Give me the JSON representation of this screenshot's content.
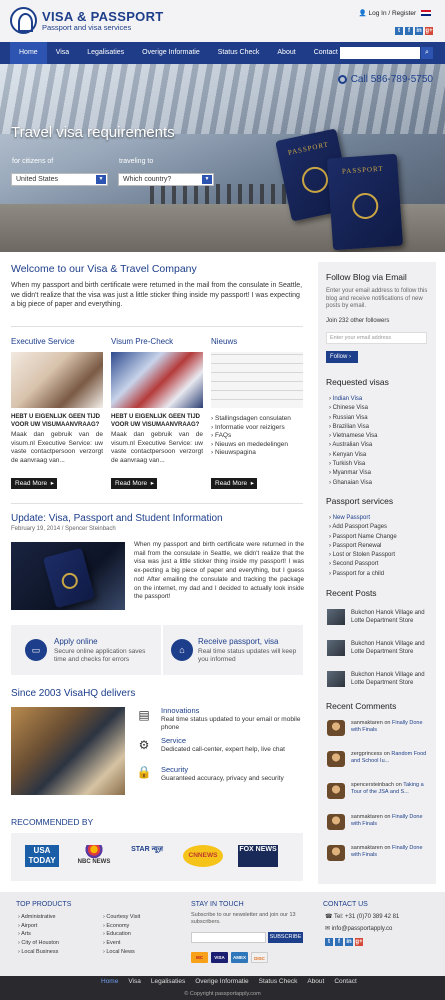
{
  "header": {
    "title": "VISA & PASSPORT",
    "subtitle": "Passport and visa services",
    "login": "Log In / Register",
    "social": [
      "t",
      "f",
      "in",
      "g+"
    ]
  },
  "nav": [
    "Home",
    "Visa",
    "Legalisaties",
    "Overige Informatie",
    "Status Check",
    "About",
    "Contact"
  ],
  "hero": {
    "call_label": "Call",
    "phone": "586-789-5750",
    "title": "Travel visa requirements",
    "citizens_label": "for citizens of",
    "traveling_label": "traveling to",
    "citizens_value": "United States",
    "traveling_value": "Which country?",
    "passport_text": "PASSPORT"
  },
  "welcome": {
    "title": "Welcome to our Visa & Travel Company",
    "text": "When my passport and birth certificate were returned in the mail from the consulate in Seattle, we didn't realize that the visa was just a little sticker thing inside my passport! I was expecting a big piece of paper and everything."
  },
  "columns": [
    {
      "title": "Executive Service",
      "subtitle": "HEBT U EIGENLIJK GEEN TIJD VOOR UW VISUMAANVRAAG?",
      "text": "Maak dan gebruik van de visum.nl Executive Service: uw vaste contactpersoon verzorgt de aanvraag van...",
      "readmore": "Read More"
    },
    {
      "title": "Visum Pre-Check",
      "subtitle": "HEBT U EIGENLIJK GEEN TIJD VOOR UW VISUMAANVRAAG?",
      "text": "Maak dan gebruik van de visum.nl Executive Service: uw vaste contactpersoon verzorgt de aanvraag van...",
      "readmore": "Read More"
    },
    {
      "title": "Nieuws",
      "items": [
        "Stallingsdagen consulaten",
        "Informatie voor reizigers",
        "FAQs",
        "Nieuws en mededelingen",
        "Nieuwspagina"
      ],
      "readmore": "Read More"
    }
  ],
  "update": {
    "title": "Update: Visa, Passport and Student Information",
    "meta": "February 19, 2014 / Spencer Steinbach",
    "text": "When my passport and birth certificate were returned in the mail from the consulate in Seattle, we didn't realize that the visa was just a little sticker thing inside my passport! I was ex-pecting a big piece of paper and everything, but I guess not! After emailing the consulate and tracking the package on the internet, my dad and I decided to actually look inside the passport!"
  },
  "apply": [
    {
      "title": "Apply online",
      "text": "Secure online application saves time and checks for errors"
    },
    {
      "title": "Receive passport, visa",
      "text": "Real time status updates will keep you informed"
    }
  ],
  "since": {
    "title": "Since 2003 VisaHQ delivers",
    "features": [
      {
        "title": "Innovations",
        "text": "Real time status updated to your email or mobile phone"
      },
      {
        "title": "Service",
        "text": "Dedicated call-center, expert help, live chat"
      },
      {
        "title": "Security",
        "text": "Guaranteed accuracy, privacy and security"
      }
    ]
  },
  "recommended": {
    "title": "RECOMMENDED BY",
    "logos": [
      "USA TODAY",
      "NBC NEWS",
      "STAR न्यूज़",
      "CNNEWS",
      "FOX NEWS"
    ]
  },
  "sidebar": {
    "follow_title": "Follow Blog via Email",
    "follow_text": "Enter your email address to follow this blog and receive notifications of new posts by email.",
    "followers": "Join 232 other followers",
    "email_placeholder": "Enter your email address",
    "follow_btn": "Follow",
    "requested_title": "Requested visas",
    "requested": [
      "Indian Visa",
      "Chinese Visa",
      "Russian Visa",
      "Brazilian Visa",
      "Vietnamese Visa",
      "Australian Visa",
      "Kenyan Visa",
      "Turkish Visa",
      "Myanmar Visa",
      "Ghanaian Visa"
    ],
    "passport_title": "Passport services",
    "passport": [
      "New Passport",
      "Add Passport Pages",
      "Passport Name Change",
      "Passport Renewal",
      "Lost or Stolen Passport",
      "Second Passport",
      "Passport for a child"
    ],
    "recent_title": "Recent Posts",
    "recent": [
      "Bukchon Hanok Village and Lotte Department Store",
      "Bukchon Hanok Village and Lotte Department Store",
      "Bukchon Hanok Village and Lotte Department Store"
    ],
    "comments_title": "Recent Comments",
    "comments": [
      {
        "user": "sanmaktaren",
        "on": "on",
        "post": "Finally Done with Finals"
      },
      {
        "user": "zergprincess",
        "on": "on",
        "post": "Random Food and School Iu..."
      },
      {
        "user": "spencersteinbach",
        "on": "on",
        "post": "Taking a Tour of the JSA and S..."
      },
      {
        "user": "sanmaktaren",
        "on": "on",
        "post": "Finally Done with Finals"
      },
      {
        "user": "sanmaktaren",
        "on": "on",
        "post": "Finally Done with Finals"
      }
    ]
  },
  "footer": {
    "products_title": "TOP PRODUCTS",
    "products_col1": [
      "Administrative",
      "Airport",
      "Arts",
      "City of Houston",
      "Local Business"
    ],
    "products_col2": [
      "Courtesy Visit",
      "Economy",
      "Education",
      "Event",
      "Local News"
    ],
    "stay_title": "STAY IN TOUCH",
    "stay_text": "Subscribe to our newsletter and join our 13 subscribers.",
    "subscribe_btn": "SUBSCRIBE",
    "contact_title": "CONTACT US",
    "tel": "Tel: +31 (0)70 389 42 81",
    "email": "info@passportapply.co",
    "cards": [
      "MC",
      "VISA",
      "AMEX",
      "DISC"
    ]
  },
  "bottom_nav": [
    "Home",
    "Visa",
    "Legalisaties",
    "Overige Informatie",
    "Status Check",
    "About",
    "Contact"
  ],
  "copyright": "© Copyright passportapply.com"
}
━━━
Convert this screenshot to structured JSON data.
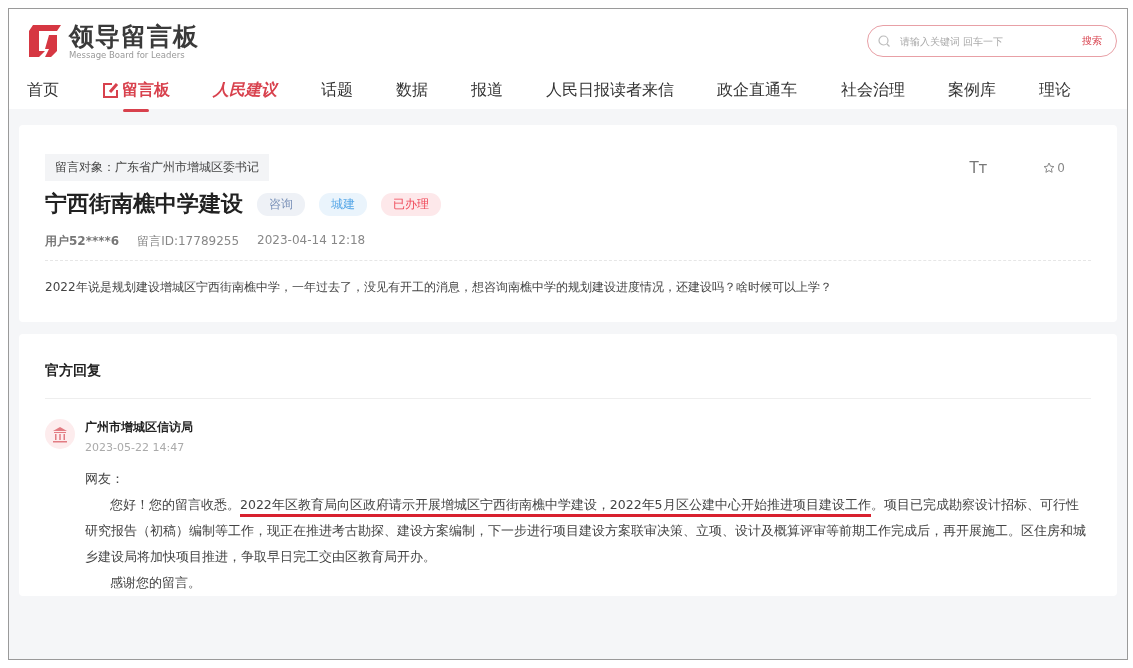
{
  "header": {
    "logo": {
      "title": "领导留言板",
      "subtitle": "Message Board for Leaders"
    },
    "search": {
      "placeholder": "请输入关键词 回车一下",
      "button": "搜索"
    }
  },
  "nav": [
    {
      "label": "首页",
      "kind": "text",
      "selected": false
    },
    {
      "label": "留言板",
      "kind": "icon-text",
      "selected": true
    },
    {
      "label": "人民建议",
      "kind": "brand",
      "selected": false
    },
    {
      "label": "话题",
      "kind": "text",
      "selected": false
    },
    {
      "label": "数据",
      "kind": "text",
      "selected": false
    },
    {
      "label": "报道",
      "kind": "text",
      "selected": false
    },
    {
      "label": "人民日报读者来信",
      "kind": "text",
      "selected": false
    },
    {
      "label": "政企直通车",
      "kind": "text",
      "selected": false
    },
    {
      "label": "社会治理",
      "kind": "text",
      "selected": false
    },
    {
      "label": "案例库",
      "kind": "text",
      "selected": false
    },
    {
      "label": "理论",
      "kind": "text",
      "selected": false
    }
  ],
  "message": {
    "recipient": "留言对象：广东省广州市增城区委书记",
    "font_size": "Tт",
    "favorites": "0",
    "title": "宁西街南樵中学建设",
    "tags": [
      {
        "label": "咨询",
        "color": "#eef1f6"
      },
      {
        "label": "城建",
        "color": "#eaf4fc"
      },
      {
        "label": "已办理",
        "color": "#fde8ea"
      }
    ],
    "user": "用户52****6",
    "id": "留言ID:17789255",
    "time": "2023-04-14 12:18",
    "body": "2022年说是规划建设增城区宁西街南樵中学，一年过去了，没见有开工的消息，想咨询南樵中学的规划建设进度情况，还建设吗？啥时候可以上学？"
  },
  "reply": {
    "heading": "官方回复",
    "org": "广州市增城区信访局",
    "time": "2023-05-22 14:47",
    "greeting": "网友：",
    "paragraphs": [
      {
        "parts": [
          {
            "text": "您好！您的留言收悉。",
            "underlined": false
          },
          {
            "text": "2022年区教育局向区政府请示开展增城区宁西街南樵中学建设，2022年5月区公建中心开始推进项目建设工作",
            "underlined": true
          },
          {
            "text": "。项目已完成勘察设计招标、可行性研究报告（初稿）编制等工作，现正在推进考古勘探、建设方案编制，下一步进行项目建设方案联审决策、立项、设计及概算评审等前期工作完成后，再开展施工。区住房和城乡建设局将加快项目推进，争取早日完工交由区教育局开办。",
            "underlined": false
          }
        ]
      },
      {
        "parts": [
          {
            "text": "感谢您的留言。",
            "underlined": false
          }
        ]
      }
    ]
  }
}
━━━
WHAT IS BEING ASKED — Search the data for "your". Copy every matching line.

ANSWER —
        "text": "Real time status updated to your email or mobile phone"
    "follow_text": "Enter your email address to follow this blog and receive notifications of new posts by email.",
    "email_placeholder": "Enter your email address",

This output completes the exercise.